### PROBLEM TO SOLVE
Repeat the full listing, word for word.
# Start of DATA IN THIS EXERCISE
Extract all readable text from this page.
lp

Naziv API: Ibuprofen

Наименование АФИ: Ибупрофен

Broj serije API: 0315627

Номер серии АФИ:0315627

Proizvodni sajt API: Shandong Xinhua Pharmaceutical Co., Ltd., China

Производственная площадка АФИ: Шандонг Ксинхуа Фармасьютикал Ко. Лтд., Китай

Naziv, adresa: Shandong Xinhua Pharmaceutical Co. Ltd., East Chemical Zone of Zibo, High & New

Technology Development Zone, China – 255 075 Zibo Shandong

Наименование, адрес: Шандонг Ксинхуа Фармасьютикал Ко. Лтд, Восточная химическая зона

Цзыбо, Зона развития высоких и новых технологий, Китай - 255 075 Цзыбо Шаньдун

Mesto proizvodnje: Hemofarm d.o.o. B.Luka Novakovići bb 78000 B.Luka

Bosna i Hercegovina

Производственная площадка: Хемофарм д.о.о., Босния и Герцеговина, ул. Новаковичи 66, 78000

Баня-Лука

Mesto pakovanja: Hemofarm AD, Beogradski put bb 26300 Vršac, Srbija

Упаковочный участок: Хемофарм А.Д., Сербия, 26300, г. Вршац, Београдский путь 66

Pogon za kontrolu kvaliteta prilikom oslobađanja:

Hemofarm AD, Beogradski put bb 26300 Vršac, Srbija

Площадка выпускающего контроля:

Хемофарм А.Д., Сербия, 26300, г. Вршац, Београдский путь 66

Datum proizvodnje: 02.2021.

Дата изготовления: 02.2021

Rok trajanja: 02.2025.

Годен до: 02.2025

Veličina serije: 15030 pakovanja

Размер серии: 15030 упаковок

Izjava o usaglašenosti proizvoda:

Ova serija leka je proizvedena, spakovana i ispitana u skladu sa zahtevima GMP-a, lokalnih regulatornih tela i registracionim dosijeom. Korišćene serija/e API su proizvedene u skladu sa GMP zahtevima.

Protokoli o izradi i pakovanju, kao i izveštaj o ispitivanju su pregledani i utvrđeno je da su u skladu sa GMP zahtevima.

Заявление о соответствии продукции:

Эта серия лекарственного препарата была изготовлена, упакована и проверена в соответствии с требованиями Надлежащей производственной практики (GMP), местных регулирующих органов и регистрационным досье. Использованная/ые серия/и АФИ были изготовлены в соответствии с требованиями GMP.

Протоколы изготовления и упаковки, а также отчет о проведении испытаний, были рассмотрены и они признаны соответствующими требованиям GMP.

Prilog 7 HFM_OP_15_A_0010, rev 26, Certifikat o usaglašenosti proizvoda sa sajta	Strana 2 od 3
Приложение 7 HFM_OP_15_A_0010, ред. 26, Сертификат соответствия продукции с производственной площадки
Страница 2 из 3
# End of DATA IN THIS EXERCISE
### ANSWER TO THIS EXERCISE
Extract all readable text from this page.
lp

Naziv API: Ibuprofen

Наименование АФИ: Ибупрофен

Broj serije API: 0315627

Номер серии АФИ:0315627

Proizvodni sajt API: Shandong Xinhua Pharmaceutical Co., Ltd., China

Производственная площадка АФИ: Шандонг Ксинхуа Фармасьютикал Ко. Лтд., Китай

Naziv, adresa: Shandong Xinhua Pharmaceutical Co. Ltd., East Chemical Zone of Zibo, High & New

Technology Development Zone, China – 255 075 Zibo Shandong

Наименование, адрес: Шандонг Ксинхуа Фармасьютикал Ко. Лтд, Восточная химическая зона

Цзыбо, Зона развития высоких и новых технологий, Китай - 255 075 Цзыбо Шаньдун

Mesto proizvodnje: Hemofarm d.o.o. B.Luka Novakovići bb 78000 B.Luka

Bosna i Hercegovina

Производственная площадка: Хемофарм д.о.о., Босния и Герцеговина, ул. Новаковичи 66, 78000

Баня-Лука

Mesto pakovanja: Hemofarm AD, Beogradski put bb 26300 Vršac, Srbija

Упаковочный участок: Хемофарм А.Д., Сербия, 26300, г. Вршац, Београдский путь 66

Pogon za kontrolu kvaliteta prilikom oslobađanja:

Hemofarm AD, Beogradski put bb 26300 Vršac, Srbija

Площадка выпускающего контроля:

Хемофарм А.Д., Сербия, 26300, г. Вршац, Београдский путь 66

Datum proizvodnje: 02.2021.

Дата изготовления: 02.2021

Rok trajanja: 02.2025.

Годен до: 02.2025

Veličina serije: 15030 pakovanja

Размер серии: 15030 упаковок

Izjava o usaglašenosti proizvoda:

Ova serija leka je proizvedena, spakovana i ispitana u skladu sa zahtevima GMP-a, lokalnih regulatornih tela i registracionim dosijeom. Korišćene serija/e API su proizvedene u skladu sa GMP zahtevima.

Protokoli o izradi i pakovanju, kao i izveštaj o ispitivanju su pregledani i utvrđeno je da su u skladu sa GMP zahtevima.

Заявление о соответствии продукции:

Эта серия лекарственного препарата была изготовлена, упакована и проверена в соответствии с требованиями Надлежащей производственной практики (GMP), местных регулирующих органов и регистрационным досье. Использованная/ые серия/и АФИ были изготовлены в соответствии с требованиями GMP.

Протоколы изготовления и упаковки, а также отчет о проведении испытаний, были рассмотрены и они признаны соответствующими требованиям GMP.

Prilog 7 HFM_OP_15_A_0010, rev 26, Certifikat o usaglašenosti proizvoda sa sajta	Strana 2 od 3
Приложение 7 HFM_OP_15_A_0010, ред. 26, Сертификат соответствия продукции с производственной площадки
Страница 2 из 3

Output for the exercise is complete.